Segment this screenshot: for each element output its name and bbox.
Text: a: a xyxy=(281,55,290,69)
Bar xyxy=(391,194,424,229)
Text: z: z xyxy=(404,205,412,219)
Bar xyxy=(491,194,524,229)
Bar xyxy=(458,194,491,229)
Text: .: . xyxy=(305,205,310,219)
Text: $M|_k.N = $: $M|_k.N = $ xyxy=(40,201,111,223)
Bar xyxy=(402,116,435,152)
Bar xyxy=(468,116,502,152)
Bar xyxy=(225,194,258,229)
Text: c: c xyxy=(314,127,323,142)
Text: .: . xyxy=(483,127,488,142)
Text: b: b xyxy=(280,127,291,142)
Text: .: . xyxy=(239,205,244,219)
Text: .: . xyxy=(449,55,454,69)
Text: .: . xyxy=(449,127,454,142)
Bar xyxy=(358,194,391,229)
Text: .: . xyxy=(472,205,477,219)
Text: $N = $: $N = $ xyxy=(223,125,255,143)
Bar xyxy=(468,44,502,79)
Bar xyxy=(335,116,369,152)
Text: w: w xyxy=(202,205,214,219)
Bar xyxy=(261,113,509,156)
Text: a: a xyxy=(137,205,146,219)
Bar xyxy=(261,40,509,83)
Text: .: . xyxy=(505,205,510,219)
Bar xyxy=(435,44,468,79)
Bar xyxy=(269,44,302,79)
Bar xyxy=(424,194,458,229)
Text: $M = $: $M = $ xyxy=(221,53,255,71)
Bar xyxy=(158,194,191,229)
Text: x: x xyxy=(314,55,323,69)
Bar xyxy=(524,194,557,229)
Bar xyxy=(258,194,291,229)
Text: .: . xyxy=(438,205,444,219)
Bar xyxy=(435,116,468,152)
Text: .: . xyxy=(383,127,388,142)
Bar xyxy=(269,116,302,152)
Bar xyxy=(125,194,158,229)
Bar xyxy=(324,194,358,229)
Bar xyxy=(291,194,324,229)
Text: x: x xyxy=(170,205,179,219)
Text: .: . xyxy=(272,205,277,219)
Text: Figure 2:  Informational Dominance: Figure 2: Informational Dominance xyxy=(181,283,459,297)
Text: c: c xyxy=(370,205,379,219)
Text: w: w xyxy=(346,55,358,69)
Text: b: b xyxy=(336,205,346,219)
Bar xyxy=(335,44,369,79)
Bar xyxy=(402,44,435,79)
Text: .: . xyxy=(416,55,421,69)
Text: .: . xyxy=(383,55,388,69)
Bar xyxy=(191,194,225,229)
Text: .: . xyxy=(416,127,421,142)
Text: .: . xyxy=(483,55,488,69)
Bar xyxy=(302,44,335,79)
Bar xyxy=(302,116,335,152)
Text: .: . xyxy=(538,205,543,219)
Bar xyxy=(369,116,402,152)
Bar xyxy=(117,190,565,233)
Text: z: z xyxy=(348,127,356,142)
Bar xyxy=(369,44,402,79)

- - - -

WHAT THIS TASK INVOLVES: Please render the data, from its first line through the line containing "Text: .: . xyxy=(305,205,310,219)", inclusive, as a Markdown table with the columns Row and Data line, leaving out any blank lines.

RESPONSE FOR THIS EXERCISE:
| Row | Data line |
|---|---|
| 1 | Segment this screenshot: for each element output its name and bbox. |
| 2 | Text: a: a xyxy=(281,55,290,69) |
| 3 | Bar xyxy=(391,194,424,229) |
| 4 | Text: z: z xyxy=(404,205,412,219) |
| 5 | Bar xyxy=(491,194,524,229) |
| 6 | Bar xyxy=(458,194,491,229) |
| 7 | Text: .: . xyxy=(305,205,310,219) |